**Beoogd doel 1**
Kopieer uit de records ongewijzigd de regels tussen de regel met "grid-cell [924,273,938,289]" en de regel met "grid-cell [499,106,511,121]", beide inbegrepen.

**Fragment**
“Op de weg naar de tramhalte van Bolnes door de Beverwaard valt in het voorbijgaan iets vreemds op. Op een pleintje staat een jonge eik die er wel heel kwarrig uitziet. Aan de stam en de takken zijn allemaal korte uitlopers te zien, plaatselijk met verdroogde bladeren. Zo’n veertig jaar geleden heeft een boomkweker een eikel aan het zorgvuldig voorbereide kweekbed toevertrouwd. De jonge boompjes krijgen iets meer ruimte om zich te ontwikkelen. Niet te veel, want in plaats van zijtakken maken moeten ze zich zo snel als mogelijk is in de hoogte ontwikkelen. Om te zorgen dat de boom straks goed te verplaatsen is worden in het najaar de jonge wortels gekortwiekt.
Als de boom zo’n drie meter hoog is en verkocht kan worden, zouden van nature de wortels zo’n zes meter uitstrekken. Door deze compact te houden tot 50 cm is de boom gemakkelijker te hanteren. Om te voorkomen dat de boom met zijn ingekorte wortels straks verdroogt worden de takken nog sterk ingekort. Deze boom werd in de nieuwe wijk de Beverwaard midden op het pleintje op een kleine verhoging te geplant. Dankzij de kubieke meter bomengrond waarmee het plantgat is voorbereid en de overvloed van licht ontwikkelt de boom zich voorspoedig. Via de ingebrachte slang met gaatjes kan de boom in droge perioden van water worden voorzien en ook zorgt deze slang tevens voor de aanvoer van voldoende lucht.

**Beoogd doel 2**
Zet de tekst over de jonge eik in de Beverwaard voort vanaf het punt waar hij stopt.

**Aangeleverd materiaal**
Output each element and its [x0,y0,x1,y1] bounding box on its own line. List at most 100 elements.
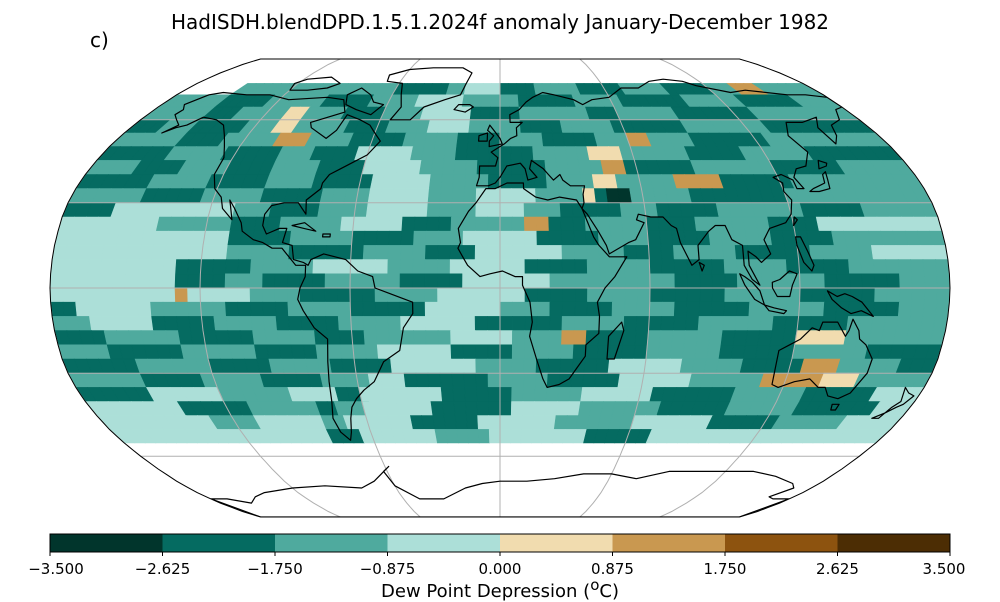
grid-cell [924,273,938,289]
grid-cell [521,146,534,161]
grid-cell [340,344,355,360]
grid-cell [599,259,613,275]
grid-cell [402,202,417,218]
grid-cell [607,202,622,218]
grid-cell [387,316,402,331]
grid-cell [796,245,812,260]
grid-cell [487,273,501,289]
grid-cell [623,316,638,331]
grid-cell [885,301,900,317]
grid-cell [449,259,464,275]
grid-cell [672,245,687,260]
grid-cell [611,273,626,289]
grid-cell [324,259,339,275]
grid-cell [327,344,343,360]
grid-cell [290,344,306,360]
grid-cell [412,316,427,331]
grid-cell [212,301,227,317]
grid-cell [757,330,773,346]
grid-cell [237,287,251,303]
grid-cell [450,344,464,360]
grid-cell [425,216,440,232]
grid-cell [162,259,177,275]
grid-cell [661,301,676,317]
grid-cell [512,245,526,260]
grid-cell [262,273,276,289]
grid-cell [487,330,501,346]
grid-cell [895,245,911,260]
grid-cell [312,273,326,289]
grid-cell [138,316,154,331]
grid-cell [897,301,913,317]
grid-cell [425,230,439,246]
grid-cell [390,202,405,218]
grid-cell [561,301,576,317]
grid-cell [686,287,701,303]
coastline [289,76,341,91]
grid-cell [453,160,467,175]
grid-cell [584,344,599,360]
grid-cell [442,401,456,416]
grid-cell [568,174,583,189]
grid-cell [439,372,454,388]
grid-cell [635,316,650,331]
grid-cell [426,202,441,218]
grid-cell [137,273,151,289]
grid-cell [488,401,501,416]
grid-cell [661,273,676,289]
grid-cell [443,146,457,161]
grid-cell [562,273,576,289]
grid-cell [474,230,489,246]
grid-cell [583,202,598,218]
grid-cell [922,259,938,275]
meridian-line [659,59,801,517]
grid-cell [476,160,490,175]
coastline [210,465,795,517]
grid-cell [405,174,420,189]
grid-cell [672,316,687,331]
grid-cell [289,230,304,246]
grid-cell [708,230,724,246]
grid-cell [301,230,317,246]
grid-cell [499,106,511,121]
grid-cell [646,330,662,346]
coastline [826,290,874,317]
grid-cell [456,429,470,444]
grid-cell [224,287,239,303]
colorbar-segment [275,534,388,552]
grid-cell [897,259,913,275]
grid-cell [312,259,327,275]
grid-cell [262,301,277,317]
grid-cell [573,316,588,331]
grid-cell [786,287,801,303]
grid-cell [545,387,560,402]
grid-cell [511,230,526,246]
grid-cell [683,330,699,346]
grid-cell [424,301,439,317]
grid-cell [163,245,179,260]
colorbar-tick-label: −3.500 [28,560,84,578]
grid-cell [417,387,432,402]
grid-cell [636,259,651,275]
grid-cell [886,287,901,303]
grid-cell [237,273,251,289]
grid-cell [225,259,240,275]
grid-cell [312,301,327,317]
grid-cell [391,372,407,388]
grid-cell [499,146,512,161]
grid-cell [413,330,427,346]
grid-cell [263,316,278,331]
grid-cell [449,273,463,289]
grid-cell [303,344,318,360]
grid-cell [595,358,610,374]
grid-cell [474,245,488,260]
grid-cell [50,301,65,317]
grid-cell [773,259,788,275]
grid-cell [661,287,676,303]
grid-cell [511,188,525,204]
grid-cell [201,245,216,260]
grid-cell [883,316,899,331]
coastline [322,233,331,238]
grid-cell [548,344,562,360]
grid-cell [175,259,190,275]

**Uitvoer 1**
grid-cell [924,273,938,289]
grid-cell [521,146,534,161]
grid-cell [340,344,355,360]
grid-cell [599,259,613,275]
grid-cell [402,202,417,218]
grid-cell [607,202,622,218]
grid-cell [387,316,402,331]
grid-cell [796,245,812,260]
grid-cell [487,273,501,289]
grid-cell [623,316,638,331]
grid-cell [885,301,900,317]
grid-cell [449,259,464,275]
grid-cell [672,245,687,260]
grid-cell [611,273,626,289]
grid-cell [324,259,339,275]
grid-cell [327,344,343,360]
grid-cell [290,344,306,360]
grid-cell [412,316,427,331]
grid-cell [212,301,227,317]
grid-cell [757,330,773,346]
grid-cell [237,287,251,303]
grid-cell [450,344,464,360]
grid-cell [425,216,440,232]
grid-cell [162,259,177,275]
grid-cell [661,301,676,317]
grid-cell [512,245,526,260]
grid-cell [262,273,276,289]
grid-cell [487,330,501,346]
grid-cell [895,245,911,260]
grid-cell [312,273,326,289]
grid-cell [138,316,154,331]
grid-cell [897,301,913,317]
grid-cell [425,230,439,246]
grid-cell [390,202,405,218]
grid-cell [561,301,576,317]
grid-cell [686,287,701,303]
coastline [289,76,341,91]
grid-cell [453,160,467,175]
grid-cell [584,344,599,360]
grid-cell [442,401,456,416]
grid-cell [568,174,583,189]
grid-cell [439,372,454,388]
grid-cell [635,316,650,331]
grid-cell [426,202,441,218]
grid-cell [137,273,151,289]
grid-cell [488,401,501,416]
grid-cell [661,273,676,289]
grid-cell [443,146,457,161]
grid-cell [562,273,576,289]
grid-cell [474,230,489,246]
grid-cell [583,202,598,218]
grid-cell [922,259,938,275]
meridian-line [659,59,801,517]
grid-cell [476,160,490,175]
coastline [210,465,795,517]
grid-cell [405,174,420,189]
grid-cell [672,316,687,331]
grid-cell [289,230,304,246]
grid-cell [708,230,724,246]
grid-cell [301,230,317,246]
grid-cell [499,106,511,121]

**Uitvoer 2**
De boom maakt lange takken en schiet snel de hoogte in. Maar het bewateren van de boom in een droge periode stopt al spoedig. De slang die nog lucht toevoerde raakt verstopt en breekt af. De boom heeft alle toegediende bomengrond benut en tast met zijn gemankeerde wortels, in zijn zoektocht in het opgespoten bouwzand dat inmiddels tot een harde laag is ingeklonken, vergeefs naar voedsel, vocht en lucht. De bebouwing in de omgeving en de bestrating van het pleintje slaan allemaal zomerse warmte op om die in avond geleidelijk af te geven. Dit zorgt voor een droge en stoffige omgeving. Stof dat de poriën in de blaadjes verstopt. Het regenwater verdwijnt snel in een rioolputje. De boom krijgt het benauwd, ze verhongert en verdorst. De boom blijkt zijn snel gegroeide takken niet meer te kunnen onderhouden. Alleen de takken dicht bij de stam krijgen nog mondjesmaat voedingstoffen. Energie om zich tegen allerlei natuurlijke aantastingen te verweren is er niet meer. Het is helaas een jonge boom zonder toekomst.” Aart van Dragt.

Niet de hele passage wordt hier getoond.